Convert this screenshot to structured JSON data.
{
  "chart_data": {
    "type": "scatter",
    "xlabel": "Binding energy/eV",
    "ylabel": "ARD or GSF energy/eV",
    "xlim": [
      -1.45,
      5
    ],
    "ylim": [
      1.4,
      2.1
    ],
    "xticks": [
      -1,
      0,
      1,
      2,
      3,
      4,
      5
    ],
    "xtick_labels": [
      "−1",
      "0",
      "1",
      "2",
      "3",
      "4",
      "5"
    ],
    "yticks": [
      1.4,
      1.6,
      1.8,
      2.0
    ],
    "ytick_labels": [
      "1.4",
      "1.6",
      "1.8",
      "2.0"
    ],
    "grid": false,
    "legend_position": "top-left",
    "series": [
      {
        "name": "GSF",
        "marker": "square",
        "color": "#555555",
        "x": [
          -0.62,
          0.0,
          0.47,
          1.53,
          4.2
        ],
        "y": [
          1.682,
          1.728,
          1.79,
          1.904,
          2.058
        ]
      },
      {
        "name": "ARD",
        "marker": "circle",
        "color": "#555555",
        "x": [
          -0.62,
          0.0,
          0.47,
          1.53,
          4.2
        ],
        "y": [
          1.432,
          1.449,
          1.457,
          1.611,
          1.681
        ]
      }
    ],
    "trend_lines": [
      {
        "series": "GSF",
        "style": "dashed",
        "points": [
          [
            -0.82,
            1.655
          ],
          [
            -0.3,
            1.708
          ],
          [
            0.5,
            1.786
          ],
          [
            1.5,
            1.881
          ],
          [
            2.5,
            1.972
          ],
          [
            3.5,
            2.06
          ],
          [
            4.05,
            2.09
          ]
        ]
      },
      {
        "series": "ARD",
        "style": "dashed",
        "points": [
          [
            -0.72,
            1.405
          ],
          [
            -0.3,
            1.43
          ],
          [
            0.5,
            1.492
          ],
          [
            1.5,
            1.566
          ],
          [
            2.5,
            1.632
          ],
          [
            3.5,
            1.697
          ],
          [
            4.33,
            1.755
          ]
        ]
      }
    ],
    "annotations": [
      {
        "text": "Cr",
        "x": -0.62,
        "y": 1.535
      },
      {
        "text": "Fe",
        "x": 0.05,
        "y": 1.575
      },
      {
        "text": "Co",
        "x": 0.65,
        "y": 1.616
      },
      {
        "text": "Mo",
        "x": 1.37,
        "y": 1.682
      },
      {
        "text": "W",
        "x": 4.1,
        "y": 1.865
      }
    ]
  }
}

## EXERCISE DETAILS
Restate the whole of the material exactly.

## RESULT FOR THIS EXERCISE
Convert this screenshot to structured JSON data.
{
  "chart_data": {
    "type": "scatter",
    "xlabel": "Binding energy/eV",
    "ylabel": "ARD or GSF energy/eV",
    "xlim": [
      -1.45,
      5
    ],
    "ylim": [
      1.4,
      2.1
    ],
    "xticks": [
      -1,
      0,
      1,
      2,
      3,
      4,
      5
    ],
    "xtick_labels": [
      "−1",
      "0",
      "1",
      "2",
      "3",
      "4",
      "5"
    ],
    "yticks": [
      1.4,
      1.6,
      1.8,
      2.0
    ],
    "ytick_labels": [
      "1.4",
      "1.6",
      "1.8",
      "2.0"
    ],
    "grid": false,
    "legend_position": "top-left",
    "series": [
      {
        "name": "GSF",
        "marker": "square",
        "color": "#555555",
        "x": [
          -0.62,
          0.0,
          0.47,
          1.53,
          4.2
        ],
        "y": [
          1.682,
          1.728,
          1.79,
          1.904,
          2.058
        ]
      },
      {
        "name": "ARD",
        "marker": "circle",
        "color": "#555555",
        "x": [
          -0.62,
          0.0,
          0.47,
          1.53,
          4.2
        ],
        "y": [
          1.432,
          1.449,
          1.457,
          1.611,
          1.681
        ]
      }
    ],
    "trend_lines": [
      {
        "series": "GSF",
        "style": "dashed",
        "points": [
          [
            -0.82,
            1.655
          ],
          [
            -0.3,
            1.708
          ],
          [
            0.5,
            1.786
          ],
          [
            1.5,
            1.881
          ],
          [
            2.5,
            1.972
          ],
          [
            3.5,
            2.06
          ],
          [
            4.05,
            2.09
          ]
        ]
      },
      {
        "series": "ARD",
        "style": "dashed",
        "points": [
          [
            -0.72,
            1.405
          ],
          [
            -0.3,
            1.43
          ],
          [
            0.5,
            1.492
          ],
          [
            1.5,
            1.566
          ],
          [
            2.5,
            1.632
          ],
          [
            3.5,
            1.697
          ],
          [
            4.33,
            1.755
          ]
        ]
      }
    ],
    "annotations": [
      {
        "text": "Cr",
        "x": -0.62,
        "y": 1.535
      },
      {
        "text": "Fe",
        "x": 0.05,
        "y": 1.575
      },
      {
        "text": "Co",
        "x": 0.65,
        "y": 1.616
      },
      {
        "text": "Mo",
        "x": 1.37,
        "y": 1.682
      },
      {
        "text": "W",
        "x": 4.1,
        "y": 1.865
      }
    ]
  }
}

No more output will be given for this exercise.